Your goal:
Write the listing out again, all of it, word for word.

[Start of Given data]

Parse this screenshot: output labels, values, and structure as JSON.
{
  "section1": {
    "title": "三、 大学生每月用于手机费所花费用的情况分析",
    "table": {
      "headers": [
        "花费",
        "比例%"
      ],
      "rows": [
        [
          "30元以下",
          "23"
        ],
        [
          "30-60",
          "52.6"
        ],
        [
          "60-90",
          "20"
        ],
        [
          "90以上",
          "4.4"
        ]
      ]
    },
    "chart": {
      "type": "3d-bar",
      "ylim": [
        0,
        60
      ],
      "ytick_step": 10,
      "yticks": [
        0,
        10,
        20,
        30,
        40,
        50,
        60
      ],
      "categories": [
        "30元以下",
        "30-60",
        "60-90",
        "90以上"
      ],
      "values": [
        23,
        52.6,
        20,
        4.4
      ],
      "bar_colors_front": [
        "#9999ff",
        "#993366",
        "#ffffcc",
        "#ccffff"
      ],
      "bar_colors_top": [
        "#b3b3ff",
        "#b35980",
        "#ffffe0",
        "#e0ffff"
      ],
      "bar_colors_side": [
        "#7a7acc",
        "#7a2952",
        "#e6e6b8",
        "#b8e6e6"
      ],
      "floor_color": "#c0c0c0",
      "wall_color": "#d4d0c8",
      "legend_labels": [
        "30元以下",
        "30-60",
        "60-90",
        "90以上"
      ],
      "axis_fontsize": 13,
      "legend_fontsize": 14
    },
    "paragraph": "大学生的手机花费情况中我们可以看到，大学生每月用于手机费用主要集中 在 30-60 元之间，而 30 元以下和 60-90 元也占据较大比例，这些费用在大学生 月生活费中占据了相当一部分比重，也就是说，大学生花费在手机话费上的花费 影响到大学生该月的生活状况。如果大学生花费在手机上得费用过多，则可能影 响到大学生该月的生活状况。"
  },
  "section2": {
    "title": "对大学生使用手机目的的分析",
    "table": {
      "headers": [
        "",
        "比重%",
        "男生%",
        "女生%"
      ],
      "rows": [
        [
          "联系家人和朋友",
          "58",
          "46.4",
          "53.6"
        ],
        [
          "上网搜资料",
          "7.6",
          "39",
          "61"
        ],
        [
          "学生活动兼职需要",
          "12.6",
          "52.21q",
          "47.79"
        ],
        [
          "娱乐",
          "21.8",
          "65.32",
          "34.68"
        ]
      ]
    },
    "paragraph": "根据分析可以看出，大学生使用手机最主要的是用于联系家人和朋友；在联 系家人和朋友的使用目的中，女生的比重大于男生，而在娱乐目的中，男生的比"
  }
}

[End of Given data]

Solved exercise:
Parse this screenshot: output labels, values, and structure as JSON.
{
  "section1": {
    "title": "三、 大学生每月用于手机费所花费用的情况分析",
    "table": {
      "headers": [
        "花费",
        "比例%"
      ],
      "rows": [
        [
          "30元以下",
          "23"
        ],
        [
          "30-60",
          "52.6"
        ],
        [
          "60-90",
          "20"
        ],
        [
          "90以上",
          "4.4"
        ]
      ]
    },
    "chart": {
      "type": "3d-bar",
      "ylim": [
        0,
        60
      ],
      "ytick_step": 10,
      "yticks": [
        0,
        10,
        20,
        30,
        40,
        50,
        60
      ],
      "categories": [
        "30元以下",
        "30-60",
        "60-90",
        "90以上"
      ],
      "values": [
        23,
        52.6,
        20,
        4.4
      ],
      "bar_colors_front": [
        "#9999ff",
        "#993366",
        "#ffffcc",
        "#ccffff"
      ],
      "bar_colors_top": [
        "#b3b3ff",
        "#b35980",
        "#ffffe0",
        "#e0ffff"
      ],
      "bar_colors_side": [
        "#7a7acc",
        "#7a2952",
        "#e6e6b8",
        "#b8e6e6"
      ],
      "floor_color": "#c0c0c0",
      "wall_color": "#d4d0c8",
      "legend_labels": [
        "30元以下",
        "30-60",
        "60-90",
        "90以上"
      ],
      "axis_fontsize": 13,
      "legend_fontsize": 14
    },
    "paragraph": "大学生的手机花费情况中我们可以看到，大学生每月用于手机费用主要集中 在 30-60 元之间，而 30 元以下和 60-90 元也占据较大比例，这些费用在大学生 月生活费中占据了相当一部分比重，也就是说，大学生花费在手机话费上的花费 影响到大学生该月的生活状况。如果大学生花费在手机上得费用过多，则可能影 响到大学生该月的生活状况。"
  },
  "section2": {
    "title": "对大学生使用手机目的的分析",
    "table": {
      "headers": [
        "",
        "比重%",
        "男生%",
        "女生%"
      ],
      "rows": [
        [
          "联系家人和朋友",
          "58",
          "46.4",
          "53.6"
        ],
        [
          "上网搜资料",
          "7.6",
          "39",
          "61"
        ],
        [
          "学生活动兼职需要",
          "12.6",
          "52.21q",
          "47.79"
        ],
        [
          "娱乐",
          "21.8",
          "65.32",
          "34.68"
        ]
      ]
    },
    "paragraph": "根据分析可以看出，大学生使用手机最主要的是用于联系家人和朋友；在联 系家人和朋友的使用目的中，女生的比重大于男生，而在娱乐目的中，男生的比"
  }
}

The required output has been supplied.